** START OF SUPPLIED MATERIAL **

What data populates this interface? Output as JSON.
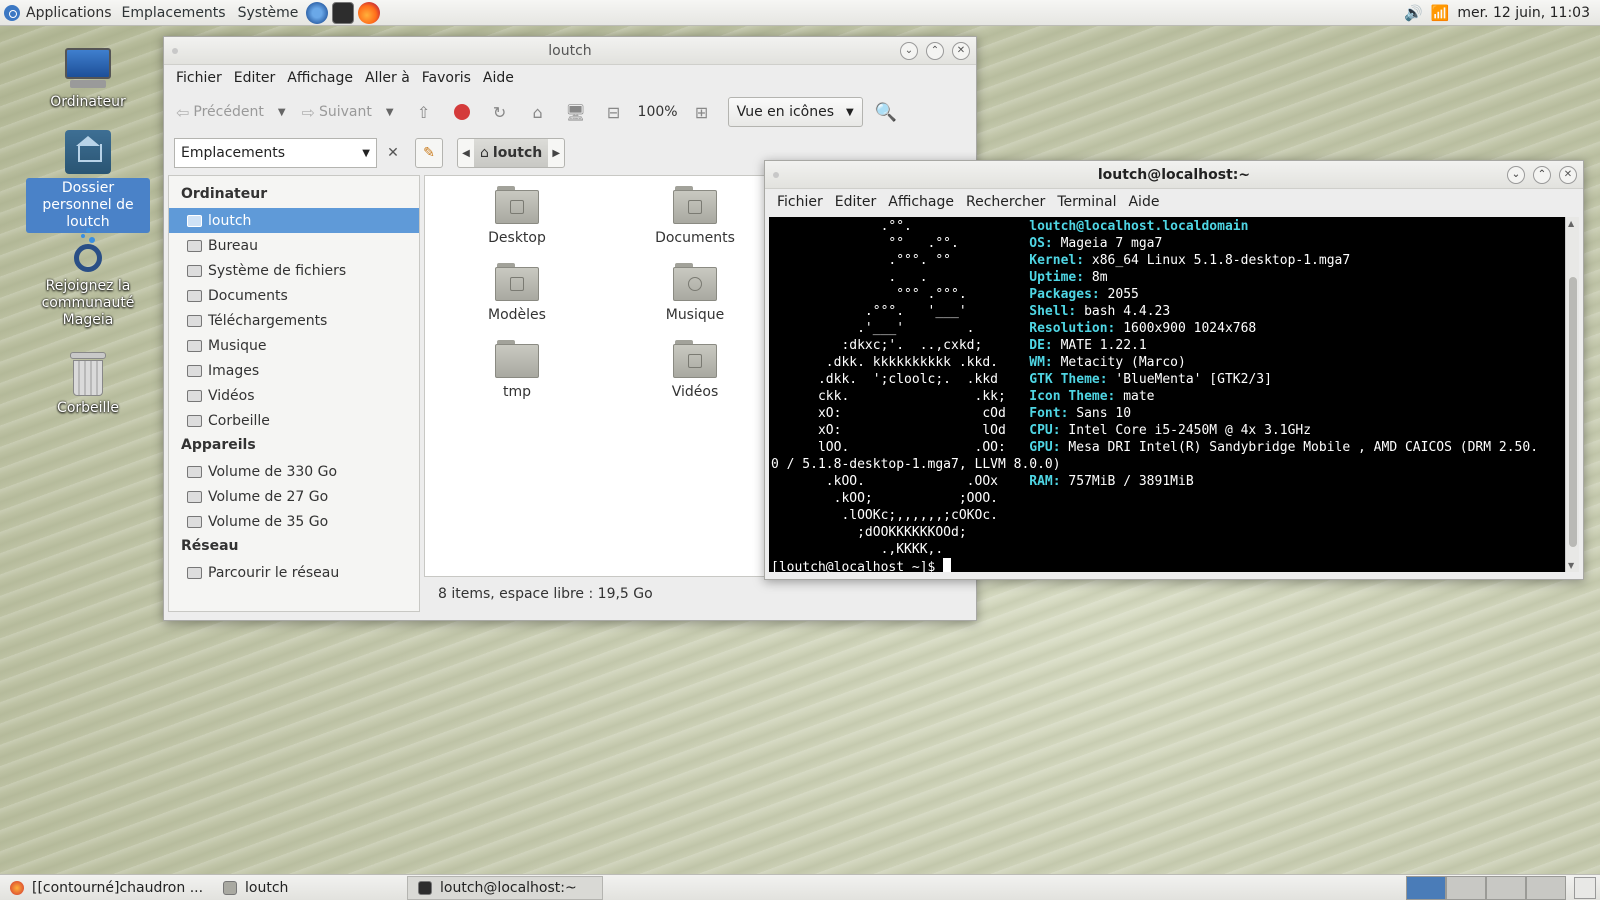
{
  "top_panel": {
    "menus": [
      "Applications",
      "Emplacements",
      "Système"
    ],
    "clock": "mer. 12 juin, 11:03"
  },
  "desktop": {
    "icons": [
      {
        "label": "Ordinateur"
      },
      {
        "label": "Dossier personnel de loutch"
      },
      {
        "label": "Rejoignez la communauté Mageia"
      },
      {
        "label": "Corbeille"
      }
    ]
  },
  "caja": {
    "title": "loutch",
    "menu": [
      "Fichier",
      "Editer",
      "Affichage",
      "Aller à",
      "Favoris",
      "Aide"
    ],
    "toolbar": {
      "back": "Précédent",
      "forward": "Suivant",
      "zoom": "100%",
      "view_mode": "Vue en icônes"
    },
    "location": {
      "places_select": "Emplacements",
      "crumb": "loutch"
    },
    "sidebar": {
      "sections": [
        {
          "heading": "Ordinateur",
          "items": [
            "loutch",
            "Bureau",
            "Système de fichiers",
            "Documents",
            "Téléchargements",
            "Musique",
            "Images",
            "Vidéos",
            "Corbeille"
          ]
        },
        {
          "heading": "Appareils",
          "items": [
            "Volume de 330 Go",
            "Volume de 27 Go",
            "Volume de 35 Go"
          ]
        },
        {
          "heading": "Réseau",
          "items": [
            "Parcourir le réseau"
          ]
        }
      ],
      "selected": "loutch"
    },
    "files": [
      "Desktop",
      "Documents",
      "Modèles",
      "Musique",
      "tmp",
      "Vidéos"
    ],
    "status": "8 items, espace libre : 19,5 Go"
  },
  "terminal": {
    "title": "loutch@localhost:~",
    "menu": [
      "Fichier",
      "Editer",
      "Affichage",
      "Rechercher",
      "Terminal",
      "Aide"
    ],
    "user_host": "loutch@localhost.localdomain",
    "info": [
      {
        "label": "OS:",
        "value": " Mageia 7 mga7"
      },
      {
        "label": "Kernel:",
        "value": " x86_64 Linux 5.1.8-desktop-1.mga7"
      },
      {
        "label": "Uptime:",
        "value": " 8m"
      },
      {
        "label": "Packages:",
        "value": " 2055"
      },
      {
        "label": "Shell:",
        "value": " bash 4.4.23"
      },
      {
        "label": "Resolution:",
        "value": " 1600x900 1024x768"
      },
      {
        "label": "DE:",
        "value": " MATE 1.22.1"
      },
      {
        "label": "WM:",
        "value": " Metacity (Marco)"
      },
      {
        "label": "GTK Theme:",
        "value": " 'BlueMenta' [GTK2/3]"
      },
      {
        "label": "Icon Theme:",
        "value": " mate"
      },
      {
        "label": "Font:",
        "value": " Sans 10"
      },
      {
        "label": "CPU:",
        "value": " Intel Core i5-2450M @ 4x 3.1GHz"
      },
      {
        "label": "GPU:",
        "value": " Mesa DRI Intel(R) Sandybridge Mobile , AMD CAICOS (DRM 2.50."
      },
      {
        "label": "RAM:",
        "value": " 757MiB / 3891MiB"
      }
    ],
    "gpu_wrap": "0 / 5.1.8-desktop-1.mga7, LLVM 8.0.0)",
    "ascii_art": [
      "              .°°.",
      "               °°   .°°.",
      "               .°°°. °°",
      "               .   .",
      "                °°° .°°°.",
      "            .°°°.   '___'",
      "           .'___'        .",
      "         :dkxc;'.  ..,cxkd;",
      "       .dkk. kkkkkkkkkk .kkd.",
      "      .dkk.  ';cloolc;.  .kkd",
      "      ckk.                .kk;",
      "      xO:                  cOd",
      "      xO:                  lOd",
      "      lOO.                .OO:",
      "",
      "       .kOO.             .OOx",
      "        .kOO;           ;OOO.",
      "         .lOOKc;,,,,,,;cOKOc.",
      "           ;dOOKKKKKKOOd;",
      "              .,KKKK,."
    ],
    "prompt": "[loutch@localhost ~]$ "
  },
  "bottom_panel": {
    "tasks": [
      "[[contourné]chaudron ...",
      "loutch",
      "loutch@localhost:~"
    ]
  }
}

** END OF SUPPLIED MATERIAL **

Skip the pictures, then retype every line above exactly.

What data populates this interface? Output as JSON.
{
  "top_panel": {
    "menus": [
      "Applications",
      "Emplacements",
      "Système"
    ],
    "clock": "mer. 12 juin, 11:03"
  },
  "desktop": {
    "icons": [
      {
        "label": "Ordinateur"
      },
      {
        "label": "Dossier personnel de loutch"
      },
      {
        "label": "Rejoignez la communauté Mageia"
      },
      {
        "label": "Corbeille"
      }
    ]
  },
  "caja": {
    "title": "loutch",
    "menu": [
      "Fichier",
      "Editer",
      "Affichage",
      "Aller à",
      "Favoris",
      "Aide"
    ],
    "toolbar": {
      "back": "Précédent",
      "forward": "Suivant",
      "zoom": "100%",
      "view_mode": "Vue en icônes"
    },
    "location": {
      "places_select": "Emplacements",
      "crumb": "loutch"
    },
    "sidebar": {
      "sections": [
        {
          "heading": "Ordinateur",
          "items": [
            "loutch",
            "Bureau",
            "Système de fichiers",
            "Documents",
            "Téléchargements",
            "Musique",
            "Images",
            "Vidéos",
            "Corbeille"
          ]
        },
        {
          "heading": "Appareils",
          "items": [
            "Volume de 330 Go",
            "Volume de 27 Go",
            "Volume de 35 Go"
          ]
        },
        {
          "heading": "Réseau",
          "items": [
            "Parcourir le réseau"
          ]
        }
      ],
      "selected": "loutch"
    },
    "files": [
      "Desktop",
      "Documents",
      "Modèles",
      "Musique",
      "tmp",
      "Vidéos"
    ],
    "status": "8 items, espace libre : 19,5 Go"
  },
  "terminal": {
    "title": "loutch@localhost:~",
    "menu": [
      "Fichier",
      "Editer",
      "Affichage",
      "Rechercher",
      "Terminal",
      "Aide"
    ],
    "user_host": "loutch@localhost.localdomain",
    "info": [
      {
        "label": "OS:",
        "value": " Mageia 7 mga7"
      },
      {
        "label": "Kernel:",
        "value": " x86_64 Linux 5.1.8-desktop-1.mga7"
      },
      {
        "label": "Uptime:",
        "value": " 8m"
      },
      {
        "label": "Packages:",
        "value": " 2055"
      },
      {
        "label": "Shell:",
        "value": " bash 4.4.23"
      },
      {
        "label": "Resolution:",
        "value": " 1600x900 1024x768"
      },
      {
        "label": "DE:",
        "value": " MATE 1.22.1"
      },
      {
        "label": "WM:",
        "value": " Metacity (Marco)"
      },
      {
        "label": "GTK Theme:",
        "value": " 'BlueMenta' [GTK2/3]"
      },
      {
        "label": "Icon Theme:",
        "value": " mate"
      },
      {
        "label": "Font:",
        "value": " Sans 10"
      },
      {
        "label": "CPU:",
        "value": " Intel Core i5-2450M @ 4x 3.1GHz"
      },
      {
        "label": "GPU:",
        "value": " Mesa DRI Intel(R) Sandybridge Mobile , AMD CAICOS (DRM 2.50."
      },
      {
        "label": "RAM:",
        "value": " 757MiB / 3891MiB"
      }
    ],
    "gpu_wrap": "0 / 5.1.8-desktop-1.mga7, LLVM 8.0.0)",
    "ascii_art": [
      "              .°°.",
      "               °°   .°°.",
      "               .°°°. °°",
      "               .   .",
      "                °°° .°°°.",
      "            .°°°.   '___'",
      "           .'___'        .",
      "         :dkxc;'.  ..,cxkd;",
      "       .dkk. kkkkkkkkkk .kkd.",
      "      .dkk.  ';cloolc;.  .kkd",
      "      ckk.                .kk;",
      "      xO:                  cOd",
      "      xO:                  lOd",
      "      lOO.                .OO:",
      "",
      "       .kOO.             .OOx",
      "        .kOO;           ;OOO.",
      "         .lOOKc;,,,,,,;cOKOc.",
      "           ;dOOKKKKKKOOd;",
      "              .,KKKK,."
    ],
    "prompt": "[loutch@localhost ~]$ "
  },
  "bottom_panel": {
    "tasks": [
      "[[contourné]chaudron ...",
      "loutch",
      "loutch@localhost:~"
    ]
  }
}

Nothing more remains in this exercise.